State how many lines hold the word "本题考查形容词和副词的区别", with no other words.

______

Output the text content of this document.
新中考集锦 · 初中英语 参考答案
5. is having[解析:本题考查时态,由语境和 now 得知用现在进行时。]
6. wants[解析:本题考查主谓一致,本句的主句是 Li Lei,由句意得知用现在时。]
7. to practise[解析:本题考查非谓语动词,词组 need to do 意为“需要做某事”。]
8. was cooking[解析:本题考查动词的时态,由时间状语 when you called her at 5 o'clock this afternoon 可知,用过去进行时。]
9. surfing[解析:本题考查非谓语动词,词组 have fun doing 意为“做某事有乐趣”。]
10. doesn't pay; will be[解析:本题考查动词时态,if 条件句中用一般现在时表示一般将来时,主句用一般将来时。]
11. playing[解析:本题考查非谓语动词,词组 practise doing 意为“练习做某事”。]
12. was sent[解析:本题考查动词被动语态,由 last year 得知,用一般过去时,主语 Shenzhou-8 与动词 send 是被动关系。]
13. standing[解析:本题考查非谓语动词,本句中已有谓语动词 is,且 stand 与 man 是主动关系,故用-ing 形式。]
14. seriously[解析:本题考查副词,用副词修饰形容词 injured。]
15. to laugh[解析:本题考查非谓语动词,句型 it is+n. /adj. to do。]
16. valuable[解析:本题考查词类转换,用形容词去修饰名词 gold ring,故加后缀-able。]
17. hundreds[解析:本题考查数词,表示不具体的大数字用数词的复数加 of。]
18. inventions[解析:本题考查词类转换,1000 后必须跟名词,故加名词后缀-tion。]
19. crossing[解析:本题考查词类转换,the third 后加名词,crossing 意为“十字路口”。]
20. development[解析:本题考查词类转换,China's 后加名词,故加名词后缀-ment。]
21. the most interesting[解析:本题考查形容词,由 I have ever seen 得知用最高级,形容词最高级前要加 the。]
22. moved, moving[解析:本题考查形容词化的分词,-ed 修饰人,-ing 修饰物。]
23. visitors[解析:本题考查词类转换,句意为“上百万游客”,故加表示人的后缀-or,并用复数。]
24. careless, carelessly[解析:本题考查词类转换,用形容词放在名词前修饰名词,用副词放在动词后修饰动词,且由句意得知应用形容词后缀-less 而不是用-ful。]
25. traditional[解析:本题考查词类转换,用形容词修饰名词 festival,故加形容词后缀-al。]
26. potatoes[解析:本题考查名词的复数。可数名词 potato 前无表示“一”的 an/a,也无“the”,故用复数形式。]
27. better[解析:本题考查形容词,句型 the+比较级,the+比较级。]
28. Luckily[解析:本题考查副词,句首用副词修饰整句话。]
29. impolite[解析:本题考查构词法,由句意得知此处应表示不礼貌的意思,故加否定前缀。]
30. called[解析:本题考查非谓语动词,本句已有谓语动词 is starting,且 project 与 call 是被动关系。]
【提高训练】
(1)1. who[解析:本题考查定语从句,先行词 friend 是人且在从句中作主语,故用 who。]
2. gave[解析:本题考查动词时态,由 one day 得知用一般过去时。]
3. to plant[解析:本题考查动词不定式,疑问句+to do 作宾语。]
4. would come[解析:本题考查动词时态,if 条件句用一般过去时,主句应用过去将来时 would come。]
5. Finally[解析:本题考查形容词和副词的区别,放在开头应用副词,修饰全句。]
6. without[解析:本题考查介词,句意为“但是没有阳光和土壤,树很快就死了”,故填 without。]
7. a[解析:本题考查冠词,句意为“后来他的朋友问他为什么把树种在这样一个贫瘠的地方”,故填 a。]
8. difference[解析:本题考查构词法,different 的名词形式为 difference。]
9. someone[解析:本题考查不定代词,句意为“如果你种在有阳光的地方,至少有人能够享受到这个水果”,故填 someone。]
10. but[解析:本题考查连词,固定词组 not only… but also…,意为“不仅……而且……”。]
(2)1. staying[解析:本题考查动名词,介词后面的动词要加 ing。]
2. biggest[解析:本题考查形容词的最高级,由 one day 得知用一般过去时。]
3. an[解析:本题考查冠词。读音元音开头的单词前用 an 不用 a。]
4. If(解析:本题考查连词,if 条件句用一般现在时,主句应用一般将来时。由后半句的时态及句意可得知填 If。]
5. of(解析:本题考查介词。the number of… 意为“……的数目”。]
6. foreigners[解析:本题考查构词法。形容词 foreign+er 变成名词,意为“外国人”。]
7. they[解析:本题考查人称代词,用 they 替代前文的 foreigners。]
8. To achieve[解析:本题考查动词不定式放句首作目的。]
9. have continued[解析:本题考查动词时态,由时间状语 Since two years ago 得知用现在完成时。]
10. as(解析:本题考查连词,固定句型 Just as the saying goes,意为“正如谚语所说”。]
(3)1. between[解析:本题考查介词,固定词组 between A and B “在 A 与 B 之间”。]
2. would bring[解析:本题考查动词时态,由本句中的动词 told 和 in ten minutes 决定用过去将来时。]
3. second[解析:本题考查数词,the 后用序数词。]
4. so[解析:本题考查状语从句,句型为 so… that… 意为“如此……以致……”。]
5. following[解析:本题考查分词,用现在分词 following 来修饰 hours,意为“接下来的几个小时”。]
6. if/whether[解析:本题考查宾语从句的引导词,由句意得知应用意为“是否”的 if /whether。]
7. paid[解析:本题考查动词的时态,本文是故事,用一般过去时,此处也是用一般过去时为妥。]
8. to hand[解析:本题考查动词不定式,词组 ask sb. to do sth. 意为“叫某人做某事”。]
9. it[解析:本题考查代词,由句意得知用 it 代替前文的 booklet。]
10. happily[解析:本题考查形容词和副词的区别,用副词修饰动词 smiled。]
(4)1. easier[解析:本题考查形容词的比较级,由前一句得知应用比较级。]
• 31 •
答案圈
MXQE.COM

______

Answer to the exercise:
2